→ **Problem**
Keep the pictures out of the copy and print all the entries below exactly.

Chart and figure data
++++

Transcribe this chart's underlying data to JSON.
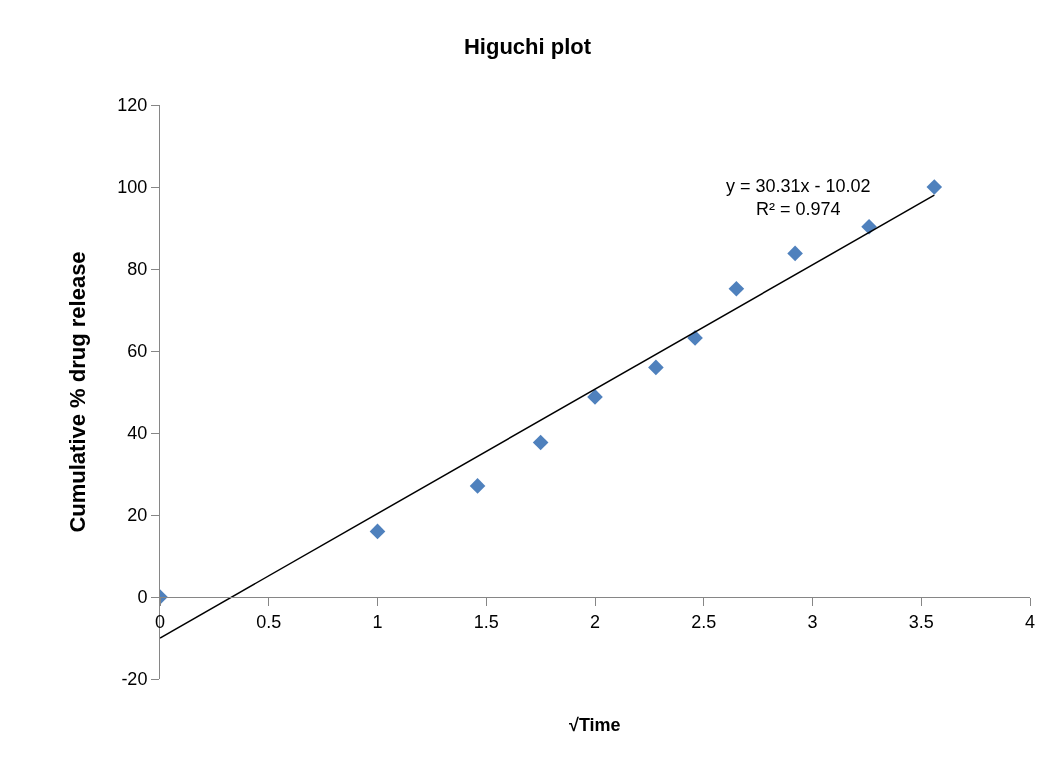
{
  "chart_data": {
    "type": "scatter",
    "title": "Higuchi plot",
    "xlabel": "√Time",
    "ylabel": "Cumulative % drug release",
    "x": [
      0,
      1,
      1.46,
      1.75,
      2,
      2.28,
      2.46,
      2.65,
      2.92,
      3.26,
      3.56
    ],
    "series": [
      {
        "color": "#4f81bd",
        "values": [
          0,
          16,
          27.1,
          37.7,
          48.8,
          56,
          63.2,
          75.2,
          83.8,
          90.3,
          100
        ],
        "marker": "diamond"
      },
      {
        "type": "line",
        "color": "#000000",
        "x": [
          0,
          3.56
        ],
        "values": [
          -10,
          98
        ],
        "marker": "none",
        "line_style": "solid"
      }
    ],
    "annotations": [
      "y = 30.31x - 10.02\nR² = 0.974"
    ],
    "xlim": [
      0,
      4
    ],
    "xticks": [
      0,
      0.5,
      1,
      1.5,
      2,
      2.5,
      3,
      3.5,
      4
    ],
    "ylim": [
      -20,
      120
    ],
    "yticks": [
      -20,
      0,
      20,
      40,
      60,
      80,
      100,
      120
    ]
  }
}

++++

→ **Worked solution**
Transcribe this chart's underlying data to JSON.
{
  "chart_data": {
    "type": "scatter",
    "title": "Higuchi plot",
    "xlabel": "√Time",
    "ylabel": "Cumulative % drug release",
    "x": [
      0,
      1,
      1.46,
      1.75,
      2,
      2.28,
      2.46,
      2.65,
      2.92,
      3.26,
      3.56
    ],
    "series": [
      {
        "color": "#4f81bd",
        "values": [
          0,
          16,
          27.1,
          37.7,
          48.8,
          56,
          63.2,
          75.2,
          83.8,
          90.3,
          100
        ],
        "marker": "diamond"
      },
      {
        "type": "line",
        "color": "#000000",
        "x": [
          0,
          3.56
        ],
        "values": [
          -10,
          98
        ],
        "marker": "none",
        "line_style": "solid"
      }
    ],
    "annotations": [
      "y = 30.31x - 10.02\nR² = 0.974"
    ],
    "xlim": [
      0,
      4
    ],
    "xticks": [
      0,
      0.5,
      1,
      1.5,
      2,
      2.5,
      3,
      3.5,
      4
    ],
    "ylim": [
      -20,
      120
    ],
    "yticks": [
      -20,
      0,
      20,
      40,
      60,
      80,
      100,
      120
    ]
  }
}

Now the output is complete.